# What needs to be done
Copy the lines running from the one with "password-label-text: Password: [238, 335, 325, 354]" to the one with "Where is each element in this w=480", both included, without changing anything.

Region annotation records
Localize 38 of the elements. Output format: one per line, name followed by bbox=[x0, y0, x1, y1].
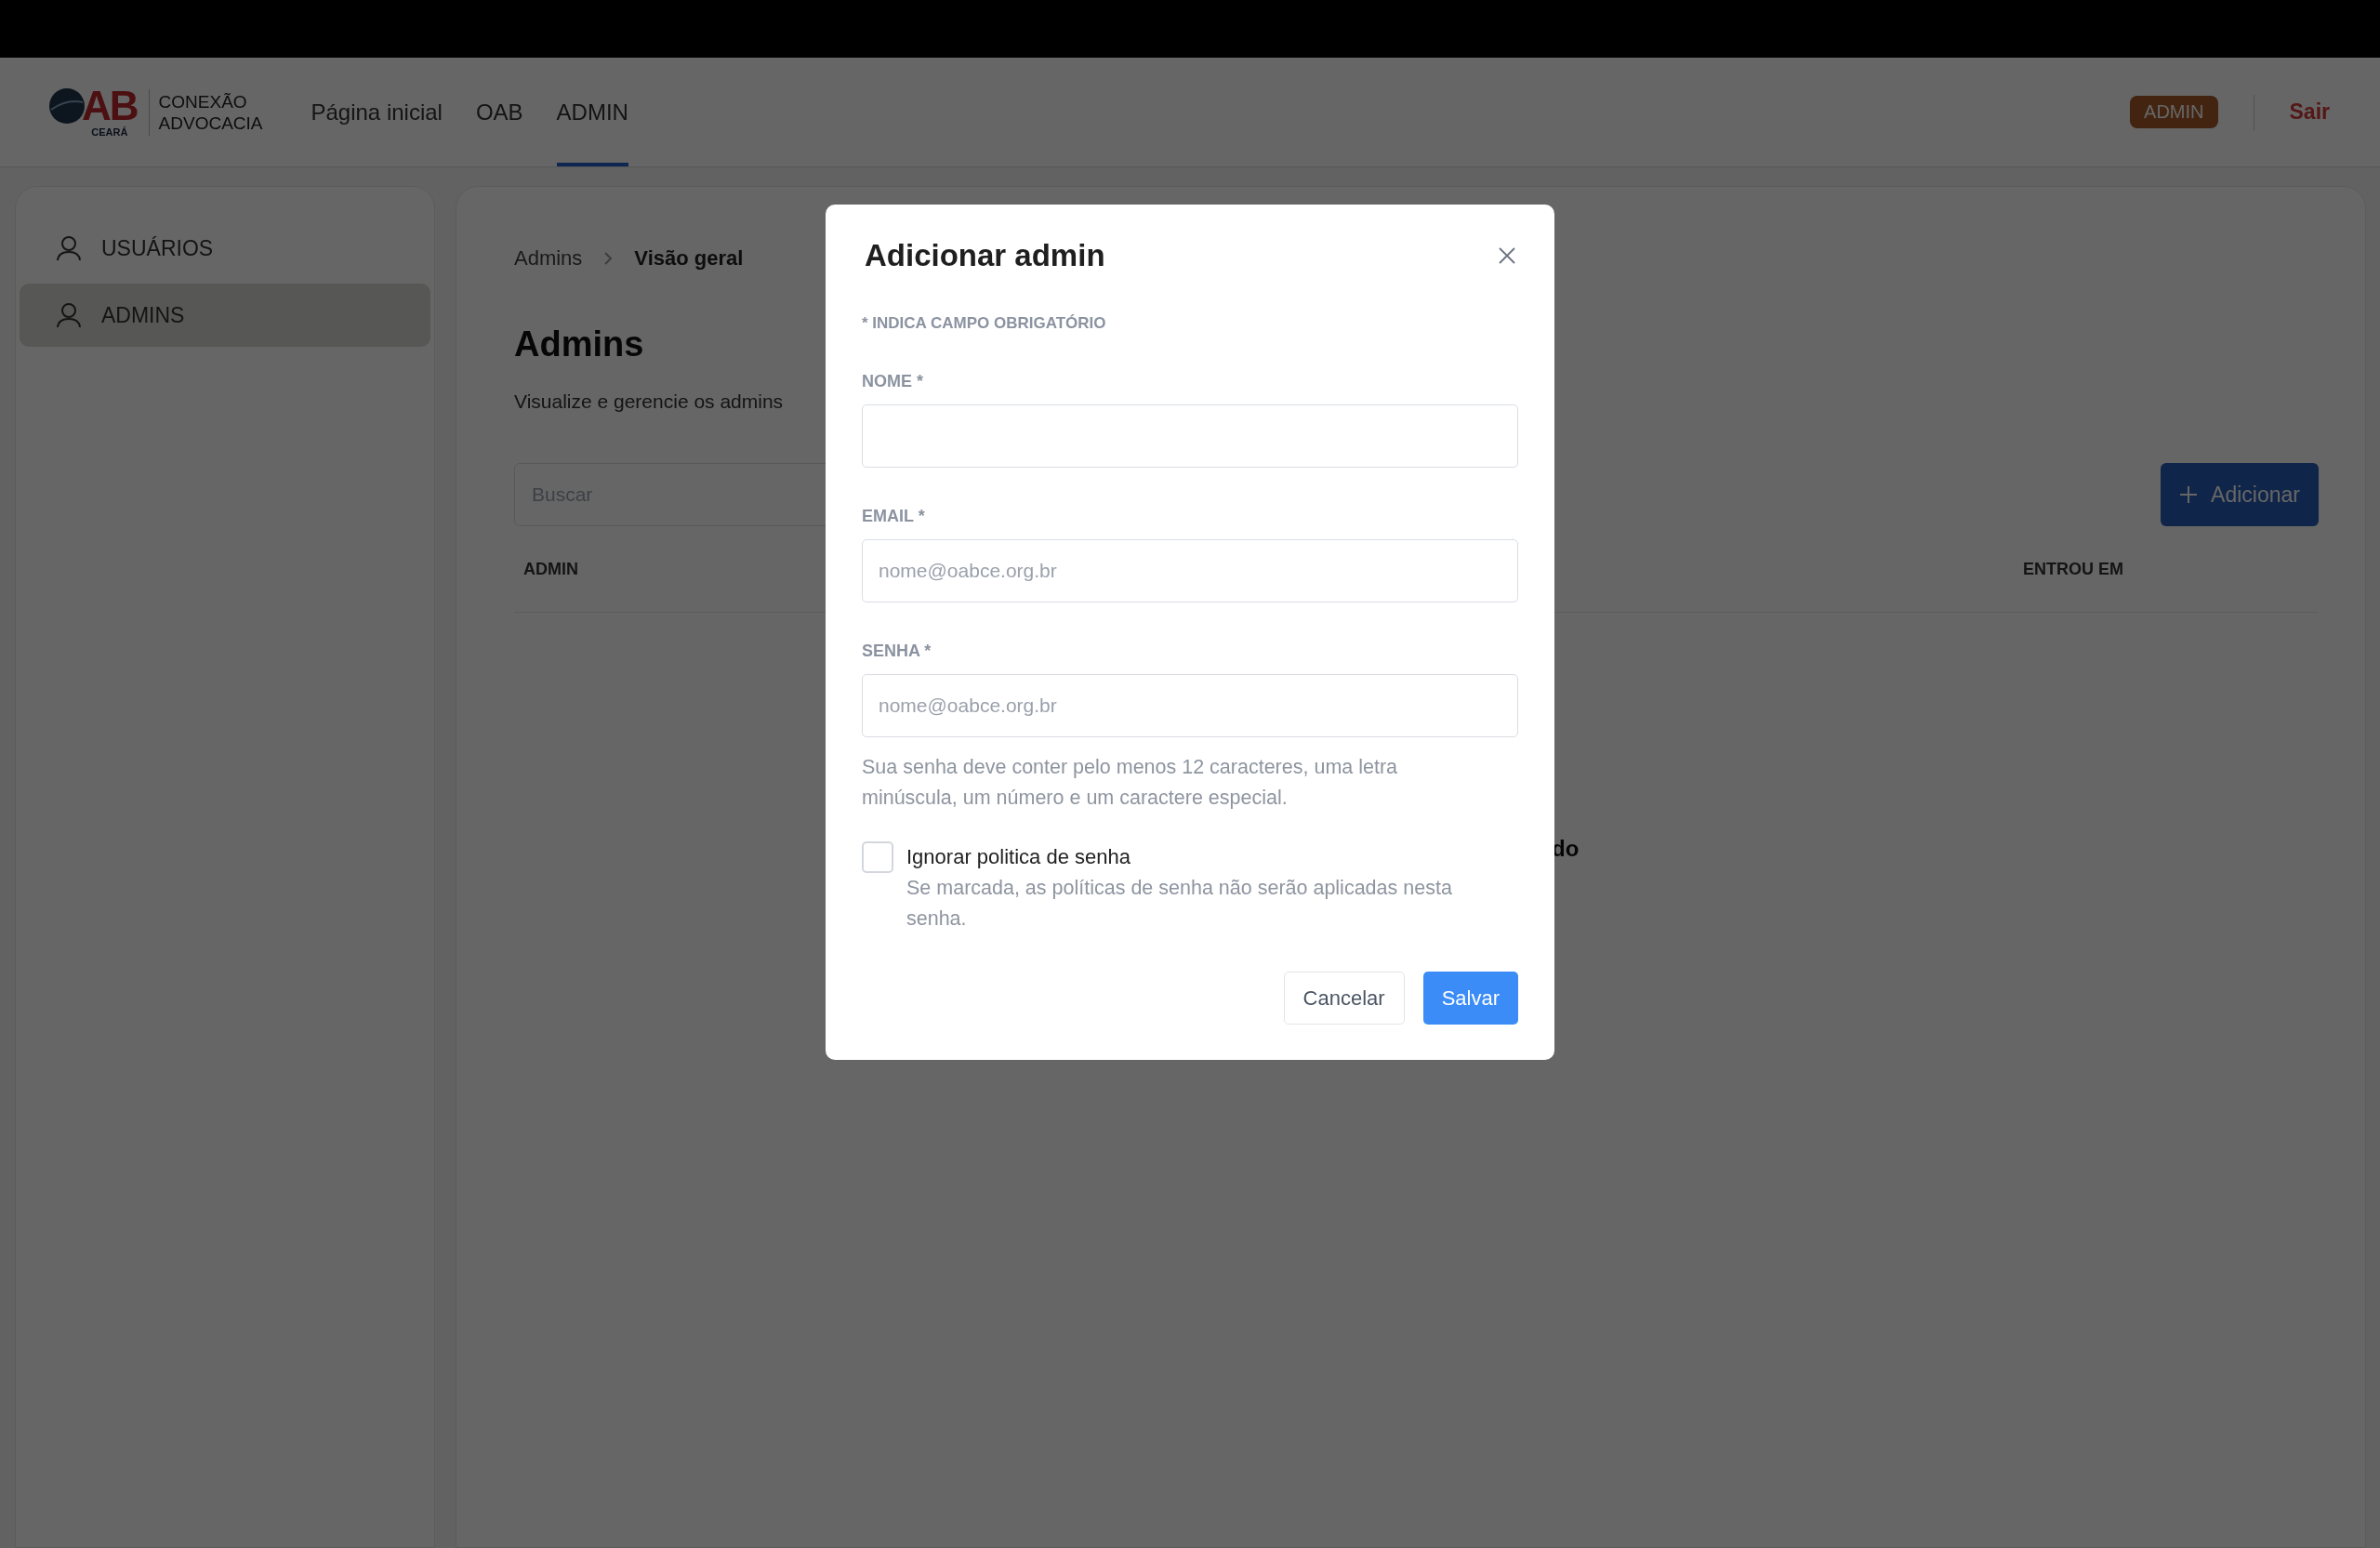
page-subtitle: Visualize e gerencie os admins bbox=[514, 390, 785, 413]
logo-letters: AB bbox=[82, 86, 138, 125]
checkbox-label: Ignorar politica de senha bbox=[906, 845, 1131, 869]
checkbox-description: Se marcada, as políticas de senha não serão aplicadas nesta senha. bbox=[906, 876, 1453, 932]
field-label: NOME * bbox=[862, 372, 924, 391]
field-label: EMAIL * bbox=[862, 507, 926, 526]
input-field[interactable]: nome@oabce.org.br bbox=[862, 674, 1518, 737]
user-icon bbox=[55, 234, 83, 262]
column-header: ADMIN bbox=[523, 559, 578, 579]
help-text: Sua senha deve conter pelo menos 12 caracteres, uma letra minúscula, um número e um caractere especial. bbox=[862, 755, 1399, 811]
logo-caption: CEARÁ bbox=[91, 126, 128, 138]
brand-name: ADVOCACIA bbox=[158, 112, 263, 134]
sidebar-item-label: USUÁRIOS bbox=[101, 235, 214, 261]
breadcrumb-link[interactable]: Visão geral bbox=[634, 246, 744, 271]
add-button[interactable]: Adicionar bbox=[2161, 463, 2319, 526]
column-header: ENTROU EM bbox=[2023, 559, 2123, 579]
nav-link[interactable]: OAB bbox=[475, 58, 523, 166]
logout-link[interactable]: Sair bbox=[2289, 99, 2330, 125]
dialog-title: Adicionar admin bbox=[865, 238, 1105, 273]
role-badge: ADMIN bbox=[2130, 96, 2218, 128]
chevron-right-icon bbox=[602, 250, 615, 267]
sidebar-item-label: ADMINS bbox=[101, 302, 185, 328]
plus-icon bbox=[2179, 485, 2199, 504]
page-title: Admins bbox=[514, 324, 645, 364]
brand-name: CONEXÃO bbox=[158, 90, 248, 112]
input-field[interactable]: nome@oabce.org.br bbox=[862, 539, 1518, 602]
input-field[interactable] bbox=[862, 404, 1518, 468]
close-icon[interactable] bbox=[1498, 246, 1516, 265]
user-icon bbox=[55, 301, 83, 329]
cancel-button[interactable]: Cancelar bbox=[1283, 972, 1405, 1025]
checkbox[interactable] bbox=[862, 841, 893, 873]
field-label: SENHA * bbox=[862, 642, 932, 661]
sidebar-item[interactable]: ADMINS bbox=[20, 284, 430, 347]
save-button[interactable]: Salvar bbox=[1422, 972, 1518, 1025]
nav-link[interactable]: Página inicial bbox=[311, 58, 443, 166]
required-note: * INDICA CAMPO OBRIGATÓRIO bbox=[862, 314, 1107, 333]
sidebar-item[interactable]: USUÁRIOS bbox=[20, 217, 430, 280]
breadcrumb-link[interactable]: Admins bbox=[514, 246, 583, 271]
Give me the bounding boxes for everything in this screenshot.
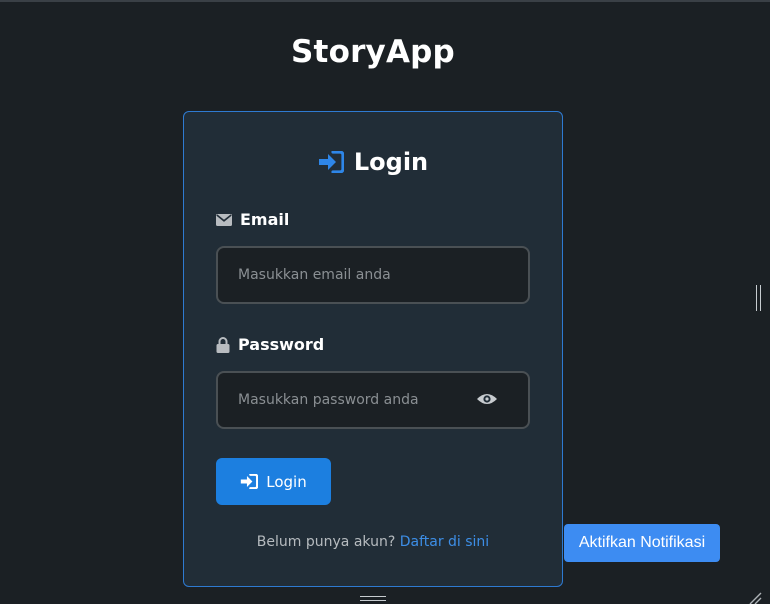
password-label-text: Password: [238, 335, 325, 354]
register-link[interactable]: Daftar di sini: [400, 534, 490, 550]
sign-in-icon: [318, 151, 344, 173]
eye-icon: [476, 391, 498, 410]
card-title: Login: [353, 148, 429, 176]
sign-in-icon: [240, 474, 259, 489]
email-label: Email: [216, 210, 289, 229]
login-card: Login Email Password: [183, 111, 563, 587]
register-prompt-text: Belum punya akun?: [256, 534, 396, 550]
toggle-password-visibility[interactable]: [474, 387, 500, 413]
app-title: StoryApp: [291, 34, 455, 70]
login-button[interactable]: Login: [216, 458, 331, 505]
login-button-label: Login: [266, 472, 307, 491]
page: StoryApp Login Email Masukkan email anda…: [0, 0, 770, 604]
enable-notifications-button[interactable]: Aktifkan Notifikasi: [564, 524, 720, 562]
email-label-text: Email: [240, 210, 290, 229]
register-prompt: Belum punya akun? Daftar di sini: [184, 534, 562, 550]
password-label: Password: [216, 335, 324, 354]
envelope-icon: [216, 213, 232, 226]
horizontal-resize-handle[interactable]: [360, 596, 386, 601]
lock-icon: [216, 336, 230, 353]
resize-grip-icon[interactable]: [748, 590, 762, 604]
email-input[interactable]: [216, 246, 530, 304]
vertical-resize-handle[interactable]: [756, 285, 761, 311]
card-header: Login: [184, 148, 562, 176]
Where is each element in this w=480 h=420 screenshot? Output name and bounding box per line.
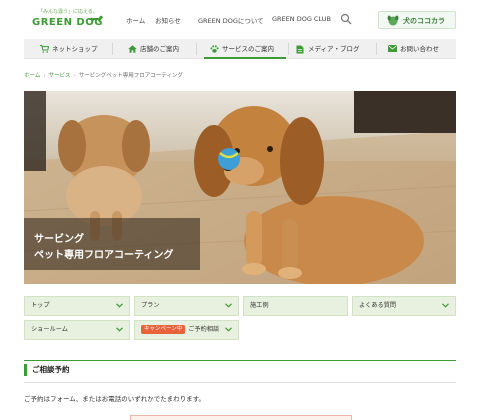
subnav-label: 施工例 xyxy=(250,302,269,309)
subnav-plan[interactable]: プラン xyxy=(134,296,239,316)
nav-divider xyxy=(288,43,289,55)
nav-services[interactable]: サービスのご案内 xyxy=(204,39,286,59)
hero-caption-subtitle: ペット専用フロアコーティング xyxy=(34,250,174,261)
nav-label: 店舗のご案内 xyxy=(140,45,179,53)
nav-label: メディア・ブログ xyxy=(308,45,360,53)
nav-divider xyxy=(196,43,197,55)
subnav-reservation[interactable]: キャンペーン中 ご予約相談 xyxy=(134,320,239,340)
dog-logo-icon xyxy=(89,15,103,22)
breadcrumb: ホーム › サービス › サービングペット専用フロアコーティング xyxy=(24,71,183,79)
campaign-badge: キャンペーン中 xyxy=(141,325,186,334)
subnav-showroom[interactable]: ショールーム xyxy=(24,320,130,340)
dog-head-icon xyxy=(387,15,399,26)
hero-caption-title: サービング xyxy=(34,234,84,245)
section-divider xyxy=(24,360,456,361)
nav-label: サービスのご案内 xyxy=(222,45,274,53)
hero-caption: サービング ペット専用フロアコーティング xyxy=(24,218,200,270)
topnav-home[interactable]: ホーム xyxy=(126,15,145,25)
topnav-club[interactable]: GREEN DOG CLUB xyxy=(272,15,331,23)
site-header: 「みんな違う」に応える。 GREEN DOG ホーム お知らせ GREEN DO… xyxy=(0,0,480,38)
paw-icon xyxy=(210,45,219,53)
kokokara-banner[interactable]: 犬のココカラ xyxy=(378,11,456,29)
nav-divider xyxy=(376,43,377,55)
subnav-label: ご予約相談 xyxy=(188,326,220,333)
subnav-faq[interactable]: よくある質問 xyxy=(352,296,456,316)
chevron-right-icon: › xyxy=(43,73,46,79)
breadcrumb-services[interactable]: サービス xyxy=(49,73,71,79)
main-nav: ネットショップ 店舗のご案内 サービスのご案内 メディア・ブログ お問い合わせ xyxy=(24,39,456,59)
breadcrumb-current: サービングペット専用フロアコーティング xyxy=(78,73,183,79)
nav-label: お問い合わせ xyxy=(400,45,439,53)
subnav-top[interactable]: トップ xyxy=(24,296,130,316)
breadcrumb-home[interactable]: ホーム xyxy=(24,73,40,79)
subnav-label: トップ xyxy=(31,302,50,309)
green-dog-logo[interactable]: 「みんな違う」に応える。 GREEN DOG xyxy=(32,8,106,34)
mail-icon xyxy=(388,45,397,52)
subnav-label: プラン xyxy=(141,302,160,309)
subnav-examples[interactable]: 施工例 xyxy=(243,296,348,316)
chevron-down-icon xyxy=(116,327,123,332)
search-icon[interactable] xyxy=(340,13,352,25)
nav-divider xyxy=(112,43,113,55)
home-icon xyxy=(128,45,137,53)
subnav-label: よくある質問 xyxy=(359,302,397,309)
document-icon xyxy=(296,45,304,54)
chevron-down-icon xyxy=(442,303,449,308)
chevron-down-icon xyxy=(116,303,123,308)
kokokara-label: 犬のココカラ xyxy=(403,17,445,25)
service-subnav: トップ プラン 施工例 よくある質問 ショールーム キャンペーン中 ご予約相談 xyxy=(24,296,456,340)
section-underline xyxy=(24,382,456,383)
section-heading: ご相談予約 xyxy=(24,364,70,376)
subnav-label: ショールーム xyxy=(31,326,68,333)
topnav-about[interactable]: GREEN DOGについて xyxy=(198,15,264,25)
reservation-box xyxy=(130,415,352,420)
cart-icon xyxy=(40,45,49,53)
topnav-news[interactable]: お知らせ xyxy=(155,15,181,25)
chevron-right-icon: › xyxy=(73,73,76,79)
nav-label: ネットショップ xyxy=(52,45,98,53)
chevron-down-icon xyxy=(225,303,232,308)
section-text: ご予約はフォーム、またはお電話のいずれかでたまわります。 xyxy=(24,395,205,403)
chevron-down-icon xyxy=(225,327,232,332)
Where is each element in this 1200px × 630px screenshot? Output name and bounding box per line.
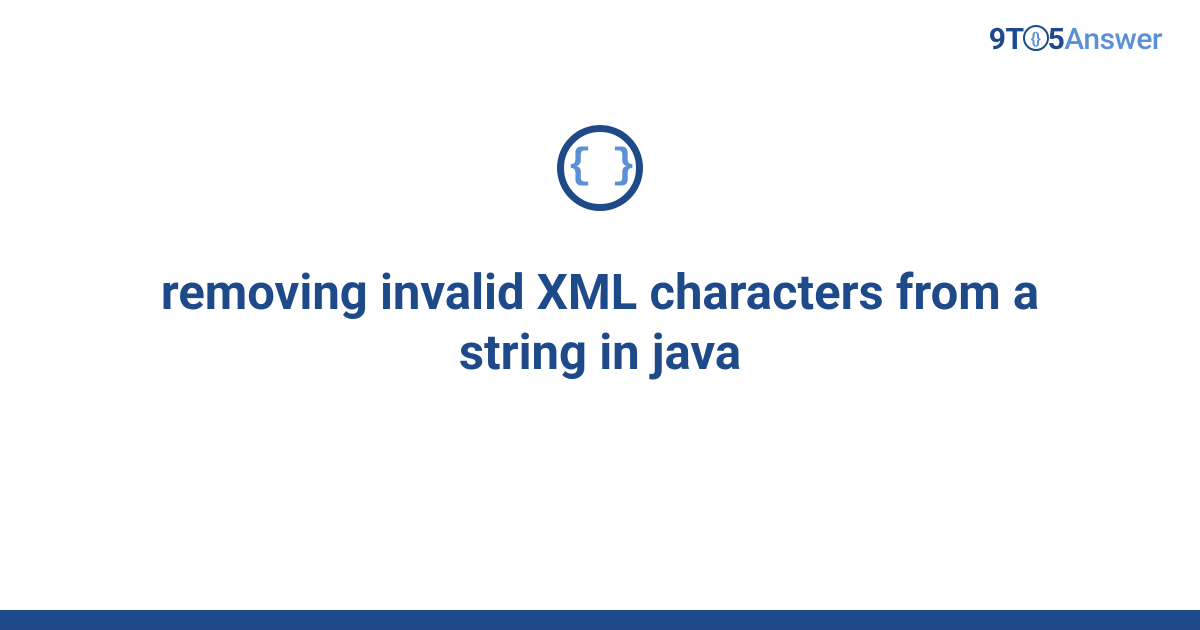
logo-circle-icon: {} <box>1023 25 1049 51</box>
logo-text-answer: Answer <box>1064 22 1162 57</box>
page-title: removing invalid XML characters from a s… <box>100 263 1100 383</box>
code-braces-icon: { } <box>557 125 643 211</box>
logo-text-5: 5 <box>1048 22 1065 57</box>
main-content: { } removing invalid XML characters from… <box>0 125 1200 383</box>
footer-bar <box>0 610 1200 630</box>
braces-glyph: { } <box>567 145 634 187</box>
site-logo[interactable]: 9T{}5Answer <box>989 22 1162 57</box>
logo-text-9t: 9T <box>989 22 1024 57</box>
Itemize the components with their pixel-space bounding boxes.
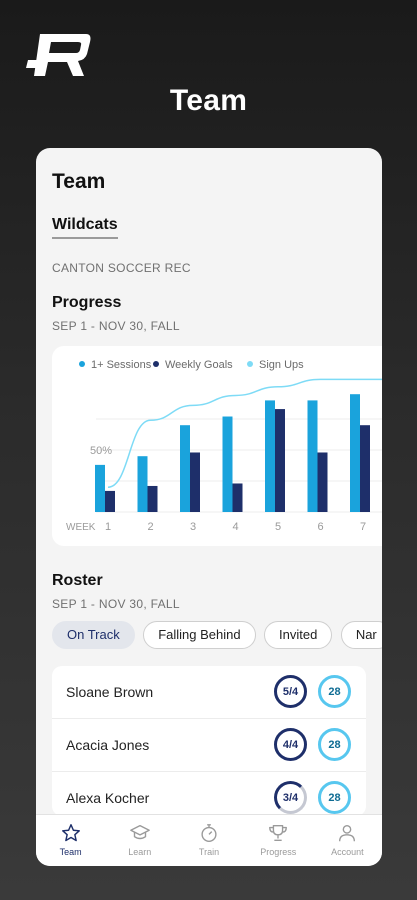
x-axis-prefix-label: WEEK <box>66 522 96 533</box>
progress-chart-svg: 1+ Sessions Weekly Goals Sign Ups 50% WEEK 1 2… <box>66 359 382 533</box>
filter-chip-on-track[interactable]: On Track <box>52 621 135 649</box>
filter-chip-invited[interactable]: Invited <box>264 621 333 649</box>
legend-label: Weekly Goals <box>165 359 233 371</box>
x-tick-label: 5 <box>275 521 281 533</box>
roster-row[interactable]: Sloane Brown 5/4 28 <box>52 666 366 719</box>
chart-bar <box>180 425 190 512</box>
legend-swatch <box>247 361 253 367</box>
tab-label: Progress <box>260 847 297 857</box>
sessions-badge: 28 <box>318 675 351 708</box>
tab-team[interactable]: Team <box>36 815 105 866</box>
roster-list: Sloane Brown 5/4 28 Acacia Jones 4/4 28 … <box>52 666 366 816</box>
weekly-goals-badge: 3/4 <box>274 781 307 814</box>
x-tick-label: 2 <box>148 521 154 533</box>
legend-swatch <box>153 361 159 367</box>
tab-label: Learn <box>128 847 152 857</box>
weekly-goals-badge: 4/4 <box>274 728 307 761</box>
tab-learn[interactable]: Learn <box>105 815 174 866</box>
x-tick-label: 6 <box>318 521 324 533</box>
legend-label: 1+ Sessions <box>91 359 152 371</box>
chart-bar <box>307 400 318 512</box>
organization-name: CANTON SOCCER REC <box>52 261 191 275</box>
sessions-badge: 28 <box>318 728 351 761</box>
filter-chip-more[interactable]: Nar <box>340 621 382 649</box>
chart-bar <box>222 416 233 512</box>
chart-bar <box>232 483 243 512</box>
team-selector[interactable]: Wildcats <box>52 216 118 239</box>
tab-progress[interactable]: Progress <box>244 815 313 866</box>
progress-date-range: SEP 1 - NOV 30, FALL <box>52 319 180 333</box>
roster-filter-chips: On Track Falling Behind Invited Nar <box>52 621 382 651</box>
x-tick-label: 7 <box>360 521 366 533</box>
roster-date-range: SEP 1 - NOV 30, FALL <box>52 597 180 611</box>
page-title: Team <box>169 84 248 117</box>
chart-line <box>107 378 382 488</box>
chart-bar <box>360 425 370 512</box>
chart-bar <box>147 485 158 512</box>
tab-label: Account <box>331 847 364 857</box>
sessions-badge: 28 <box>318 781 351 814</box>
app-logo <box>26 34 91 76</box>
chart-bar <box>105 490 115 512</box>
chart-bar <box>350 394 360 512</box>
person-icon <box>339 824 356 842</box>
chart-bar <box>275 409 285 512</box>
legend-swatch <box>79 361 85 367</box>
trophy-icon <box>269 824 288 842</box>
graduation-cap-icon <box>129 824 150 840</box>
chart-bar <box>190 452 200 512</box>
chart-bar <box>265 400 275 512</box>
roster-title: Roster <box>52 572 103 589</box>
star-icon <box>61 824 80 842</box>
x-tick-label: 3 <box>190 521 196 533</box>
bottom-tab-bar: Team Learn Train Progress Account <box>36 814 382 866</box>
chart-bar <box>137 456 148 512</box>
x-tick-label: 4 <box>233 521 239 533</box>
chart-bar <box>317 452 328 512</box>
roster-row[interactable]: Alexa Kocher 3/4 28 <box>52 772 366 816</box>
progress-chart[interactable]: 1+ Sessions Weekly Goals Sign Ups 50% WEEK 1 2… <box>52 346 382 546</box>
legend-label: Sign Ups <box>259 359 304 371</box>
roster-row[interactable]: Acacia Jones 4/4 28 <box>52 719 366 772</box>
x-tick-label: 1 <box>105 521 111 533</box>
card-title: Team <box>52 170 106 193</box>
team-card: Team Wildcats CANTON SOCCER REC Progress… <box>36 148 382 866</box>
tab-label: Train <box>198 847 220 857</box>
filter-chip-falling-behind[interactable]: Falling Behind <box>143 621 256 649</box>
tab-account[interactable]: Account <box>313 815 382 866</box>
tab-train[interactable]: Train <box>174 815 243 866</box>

# Response for this exercise
password-label-text: Password: [238, 335, 325, 354]
register-link[interactable]: Daftar di sini: [400, 534, 490, 550]
sign-in-icon: [318, 151, 344, 173]
eye-icon: [476, 391, 498, 410]
card-title: Login: [353, 148, 429, 176]
sign-in-icon: [240, 474, 259, 489]
email-label: Email: [216, 210, 289, 229]
login-card: Login Email Password: [183, 111, 563, 587]
register-prompt-text: Belum punya akun?: [256, 534, 396, 550]
toggle-password-visibility[interactable]: [474, 387, 500, 413]
app-title: StoryApp: [291, 34, 455, 70]
login-button[interactable]: Login: [216, 458, 331, 505]
login-button-label: Login: [266, 472, 307, 491]
page: StoryApp Login Email Masukkan email anda…: [0, 0, 770, 604]
enable-notifications-button[interactable]: Aktifkan Notifikasi: [564, 524, 720, 562]
email-label-text: Email: [240, 210, 290, 229]
register-prompt: Belum punya akun? Daftar di sini: [184, 534, 562, 550]
password-label: Password: [216, 335, 324, 354]
envelope-icon: [216, 213, 232, 226]
horizontal-resize-handle[interactable]: [360, 596, 386, 601]
lock-icon: [216, 336, 230, 353]
resize-grip-icon[interactable]: [748, 590, 762, 604]
email-input[interactable]: [216, 246, 530, 304]
vertical-resize-handle[interactable]: [756, 285, 761, 311]
card-header: Login: [184, 148, 562, 176]
Where is each element in this w=480 h=420 screenshot? Output name and bounding box per line.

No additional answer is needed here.